Do this:
Go through the listing below and list every line with "JSON".

+ + + + + + +

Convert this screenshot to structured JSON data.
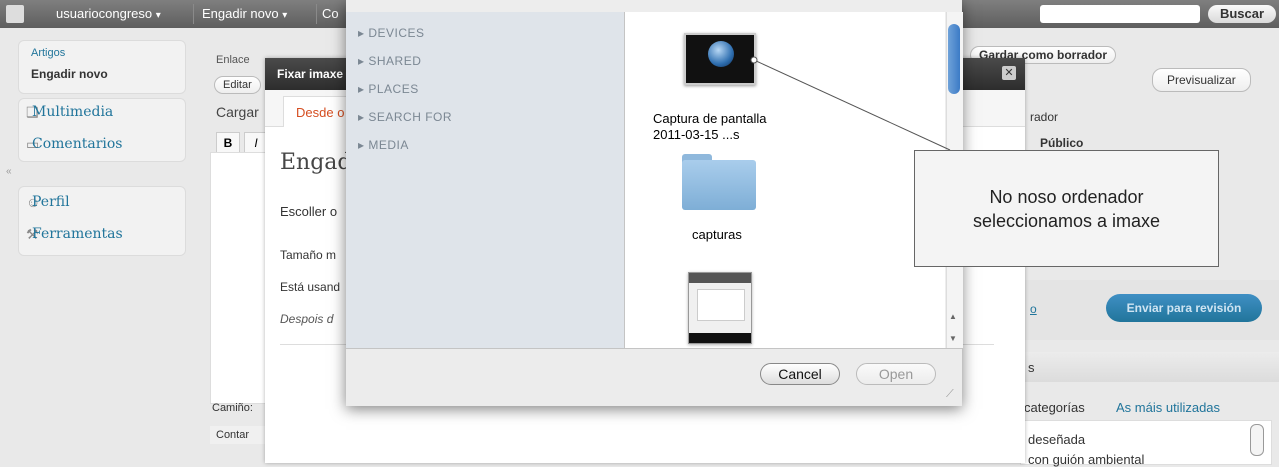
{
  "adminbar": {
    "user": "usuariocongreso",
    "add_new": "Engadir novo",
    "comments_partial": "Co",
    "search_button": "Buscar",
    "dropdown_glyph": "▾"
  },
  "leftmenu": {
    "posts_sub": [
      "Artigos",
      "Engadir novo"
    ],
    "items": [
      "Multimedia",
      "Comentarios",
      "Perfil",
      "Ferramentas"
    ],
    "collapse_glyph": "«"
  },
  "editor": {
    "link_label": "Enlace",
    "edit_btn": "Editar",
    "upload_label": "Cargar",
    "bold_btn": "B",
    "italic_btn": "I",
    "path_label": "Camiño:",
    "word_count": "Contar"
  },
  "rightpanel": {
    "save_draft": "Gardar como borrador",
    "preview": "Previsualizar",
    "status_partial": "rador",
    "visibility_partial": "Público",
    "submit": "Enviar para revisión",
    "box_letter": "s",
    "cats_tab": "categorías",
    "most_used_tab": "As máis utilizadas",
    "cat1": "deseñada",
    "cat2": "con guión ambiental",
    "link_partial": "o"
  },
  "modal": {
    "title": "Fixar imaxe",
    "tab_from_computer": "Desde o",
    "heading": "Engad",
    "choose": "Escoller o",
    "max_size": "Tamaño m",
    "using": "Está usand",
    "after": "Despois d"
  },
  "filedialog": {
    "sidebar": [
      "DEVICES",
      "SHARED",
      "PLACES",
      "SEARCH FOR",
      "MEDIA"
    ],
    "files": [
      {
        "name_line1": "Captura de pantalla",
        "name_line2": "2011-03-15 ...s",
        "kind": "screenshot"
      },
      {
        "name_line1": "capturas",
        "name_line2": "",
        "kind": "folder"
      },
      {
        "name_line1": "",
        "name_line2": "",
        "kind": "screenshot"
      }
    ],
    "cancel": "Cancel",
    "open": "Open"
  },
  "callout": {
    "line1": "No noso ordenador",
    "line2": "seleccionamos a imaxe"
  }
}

+ + + + + + +

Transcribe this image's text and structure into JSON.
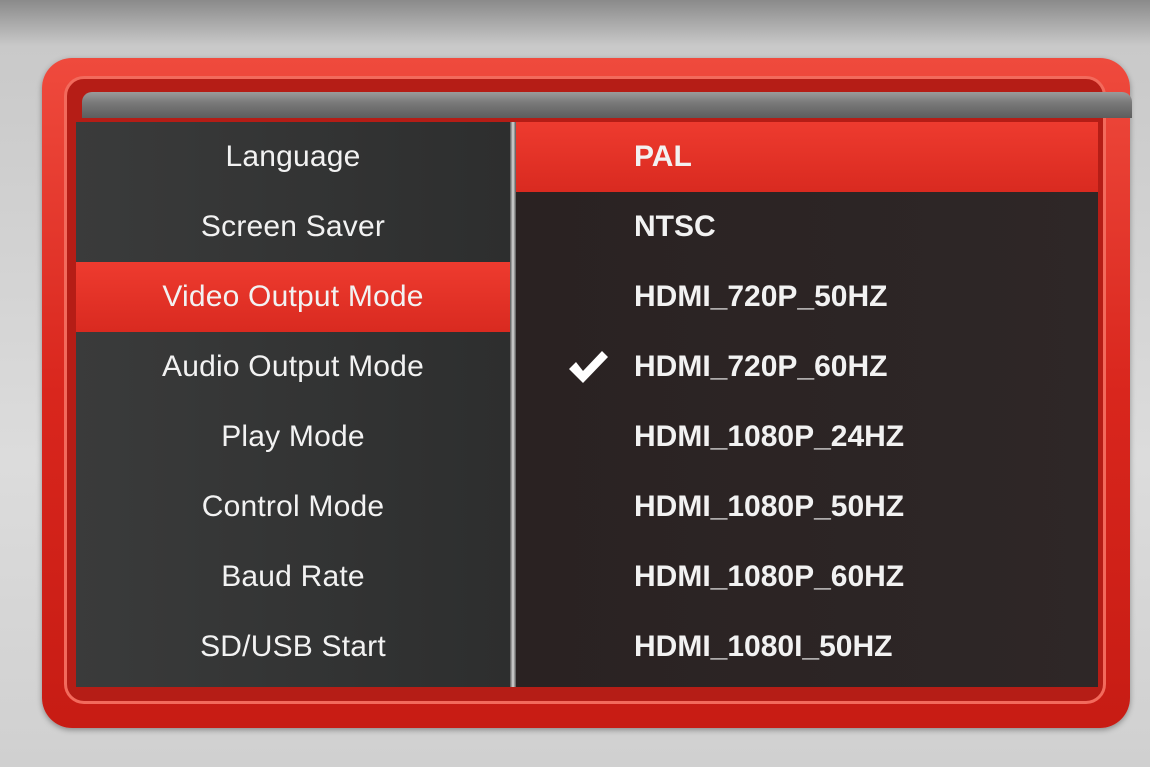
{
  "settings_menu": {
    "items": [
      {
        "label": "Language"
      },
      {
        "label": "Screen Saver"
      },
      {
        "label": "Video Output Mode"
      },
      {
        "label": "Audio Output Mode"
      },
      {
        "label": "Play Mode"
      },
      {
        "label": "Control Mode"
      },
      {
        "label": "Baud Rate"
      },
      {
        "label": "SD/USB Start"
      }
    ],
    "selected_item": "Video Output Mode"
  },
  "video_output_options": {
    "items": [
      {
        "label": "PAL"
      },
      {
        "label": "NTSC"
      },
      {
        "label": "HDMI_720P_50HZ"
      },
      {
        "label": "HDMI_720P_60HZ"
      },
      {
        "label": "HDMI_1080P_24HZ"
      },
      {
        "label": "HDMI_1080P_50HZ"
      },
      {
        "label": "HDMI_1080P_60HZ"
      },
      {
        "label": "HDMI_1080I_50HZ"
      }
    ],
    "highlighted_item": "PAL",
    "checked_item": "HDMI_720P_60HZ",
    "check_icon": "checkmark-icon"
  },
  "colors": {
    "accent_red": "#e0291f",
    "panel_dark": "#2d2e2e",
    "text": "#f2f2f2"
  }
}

+ + + + + + +

Full response:
Convert this screenshot to structured JSON data.
Transcribe this image's text and structure into JSON.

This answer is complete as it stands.